** Start **

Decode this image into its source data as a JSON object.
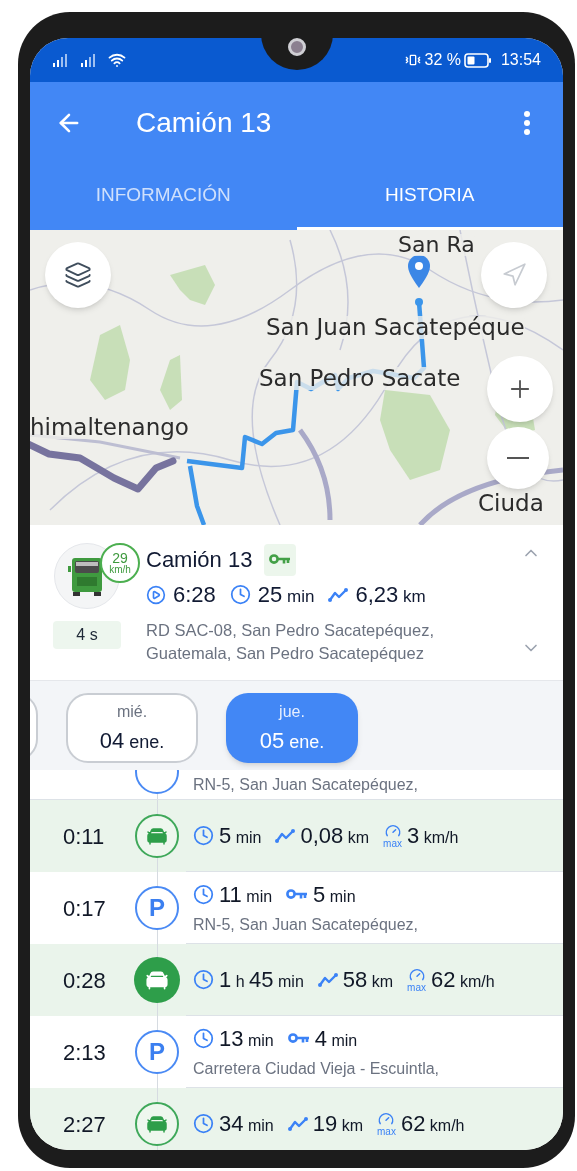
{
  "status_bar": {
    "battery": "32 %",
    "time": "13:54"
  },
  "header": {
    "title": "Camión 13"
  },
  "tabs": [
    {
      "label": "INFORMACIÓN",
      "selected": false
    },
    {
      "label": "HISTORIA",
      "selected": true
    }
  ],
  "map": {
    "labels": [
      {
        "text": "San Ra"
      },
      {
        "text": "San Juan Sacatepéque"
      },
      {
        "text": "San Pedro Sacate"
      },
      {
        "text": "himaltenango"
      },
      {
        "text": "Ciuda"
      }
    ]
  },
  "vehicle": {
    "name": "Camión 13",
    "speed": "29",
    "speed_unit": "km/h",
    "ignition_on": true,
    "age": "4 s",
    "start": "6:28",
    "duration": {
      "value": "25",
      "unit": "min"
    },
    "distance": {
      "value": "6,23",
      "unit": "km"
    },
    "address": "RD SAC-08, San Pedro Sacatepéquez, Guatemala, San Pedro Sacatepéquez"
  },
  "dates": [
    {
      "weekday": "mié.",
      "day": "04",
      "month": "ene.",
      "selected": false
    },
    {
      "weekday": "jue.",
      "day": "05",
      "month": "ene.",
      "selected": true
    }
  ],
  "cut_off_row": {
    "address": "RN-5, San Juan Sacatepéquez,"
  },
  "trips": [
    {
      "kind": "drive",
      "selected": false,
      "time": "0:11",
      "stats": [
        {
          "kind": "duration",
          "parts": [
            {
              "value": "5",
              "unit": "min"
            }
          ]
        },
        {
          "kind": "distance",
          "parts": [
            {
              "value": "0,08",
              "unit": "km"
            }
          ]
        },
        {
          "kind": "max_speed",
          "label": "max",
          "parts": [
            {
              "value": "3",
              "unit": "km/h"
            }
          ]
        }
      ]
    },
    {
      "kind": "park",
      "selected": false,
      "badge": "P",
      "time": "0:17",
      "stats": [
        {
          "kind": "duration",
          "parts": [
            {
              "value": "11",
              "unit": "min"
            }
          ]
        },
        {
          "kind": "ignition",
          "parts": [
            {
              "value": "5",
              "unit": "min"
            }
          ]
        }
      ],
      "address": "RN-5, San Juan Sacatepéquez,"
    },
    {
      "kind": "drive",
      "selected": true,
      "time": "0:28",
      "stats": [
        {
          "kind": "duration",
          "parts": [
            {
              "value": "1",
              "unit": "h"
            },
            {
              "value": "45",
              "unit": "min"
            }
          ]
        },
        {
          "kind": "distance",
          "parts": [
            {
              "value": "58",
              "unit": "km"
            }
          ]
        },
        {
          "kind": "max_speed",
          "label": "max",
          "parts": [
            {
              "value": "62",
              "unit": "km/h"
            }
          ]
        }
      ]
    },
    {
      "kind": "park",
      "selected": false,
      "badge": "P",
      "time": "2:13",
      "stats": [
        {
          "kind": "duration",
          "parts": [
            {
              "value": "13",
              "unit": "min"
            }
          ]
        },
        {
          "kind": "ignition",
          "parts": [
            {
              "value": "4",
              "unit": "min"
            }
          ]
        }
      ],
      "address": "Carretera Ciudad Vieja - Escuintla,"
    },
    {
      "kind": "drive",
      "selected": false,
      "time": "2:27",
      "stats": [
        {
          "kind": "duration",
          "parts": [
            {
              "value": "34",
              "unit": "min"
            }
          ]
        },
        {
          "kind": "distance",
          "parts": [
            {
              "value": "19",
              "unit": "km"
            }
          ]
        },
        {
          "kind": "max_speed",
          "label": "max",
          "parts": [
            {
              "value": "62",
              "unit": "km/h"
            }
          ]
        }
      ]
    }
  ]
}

** End **

To do —
Except for the pictures, give all the material above again verbatim.

Expected answer —
Decode this image into its source data as a JSON object.
{
  "status_bar": {
    "battery": "32 %",
    "time": "13:54"
  },
  "header": {
    "title": "Camión 13"
  },
  "tabs": [
    {
      "label": "INFORMACIÓN",
      "selected": false
    },
    {
      "label": "HISTORIA",
      "selected": true
    }
  ],
  "map": {
    "labels": [
      {
        "text": "San Ra"
      },
      {
        "text": "San Juan Sacatepéque"
      },
      {
        "text": "San Pedro Sacate"
      },
      {
        "text": "himaltenango"
      },
      {
        "text": "Ciuda"
      }
    ]
  },
  "vehicle": {
    "name": "Camión 13",
    "speed": "29",
    "speed_unit": "km/h",
    "ignition_on": true,
    "age": "4 s",
    "start": "6:28",
    "duration": {
      "value": "25",
      "unit": "min"
    },
    "distance": {
      "value": "6,23",
      "unit": "km"
    },
    "address": "RD SAC-08, San Pedro Sacatepéquez, Guatemala, San Pedro Sacatepéquez"
  },
  "dates": [
    {
      "weekday": "mié.",
      "day": "04",
      "month": "ene.",
      "selected": false
    },
    {
      "weekday": "jue.",
      "day": "05",
      "month": "ene.",
      "selected": true
    }
  ],
  "cut_off_row": {
    "address": "RN-5, San Juan Sacatepéquez,"
  },
  "trips": [
    {
      "kind": "drive",
      "selected": false,
      "time": "0:11",
      "stats": [
        {
          "kind": "duration",
          "parts": [
            {
              "value": "5",
              "unit": "min"
            }
          ]
        },
        {
          "kind": "distance",
          "parts": [
            {
              "value": "0,08",
              "unit": "km"
            }
          ]
        },
        {
          "kind": "max_speed",
          "label": "max",
          "parts": [
            {
              "value": "3",
              "unit": "km/h"
            }
          ]
        }
      ]
    },
    {
      "kind": "park",
      "selected": false,
      "badge": "P",
      "time": "0:17",
      "stats": [
        {
          "kind": "duration",
          "parts": [
            {
              "value": "11",
              "unit": "min"
            }
          ]
        },
        {
          "kind": "ignition",
          "parts": [
            {
              "value": "5",
              "unit": "min"
            }
          ]
        }
      ],
      "address": "RN-5, San Juan Sacatepéquez,"
    },
    {
      "kind": "drive",
      "selected": true,
      "time": "0:28",
      "stats": [
        {
          "kind": "duration",
          "parts": [
            {
              "value": "1",
              "unit": "h"
            },
            {
              "value": "45",
              "unit": "min"
            }
          ]
        },
        {
          "kind": "distance",
          "parts": [
            {
              "value": "58",
              "unit": "km"
            }
          ]
        },
        {
          "kind": "max_speed",
          "label": "max",
          "parts": [
            {
              "value": "62",
              "unit": "km/h"
            }
          ]
        }
      ]
    },
    {
      "kind": "park",
      "selected": false,
      "badge": "P",
      "time": "2:13",
      "stats": [
        {
          "kind": "duration",
          "parts": [
            {
              "value": "13",
              "unit": "min"
            }
          ]
        },
        {
          "kind": "ignition",
          "parts": [
            {
              "value": "4",
              "unit": "min"
            }
          ]
        }
      ],
      "address": "Carretera Ciudad Vieja - Escuintla,"
    },
    {
      "kind": "drive",
      "selected": false,
      "time": "2:27",
      "stats": [
        {
          "kind": "duration",
          "parts": [
            {
              "value": "34",
              "unit": "min"
            }
          ]
        },
        {
          "kind": "distance",
          "parts": [
            {
              "value": "19",
              "unit": "km"
            }
          ]
        },
        {
          "kind": "max_speed",
          "label": "max",
          "parts": [
            {
              "value": "62",
              "unit": "km/h"
            }
          ]
        }
      ]
    }
  ]
}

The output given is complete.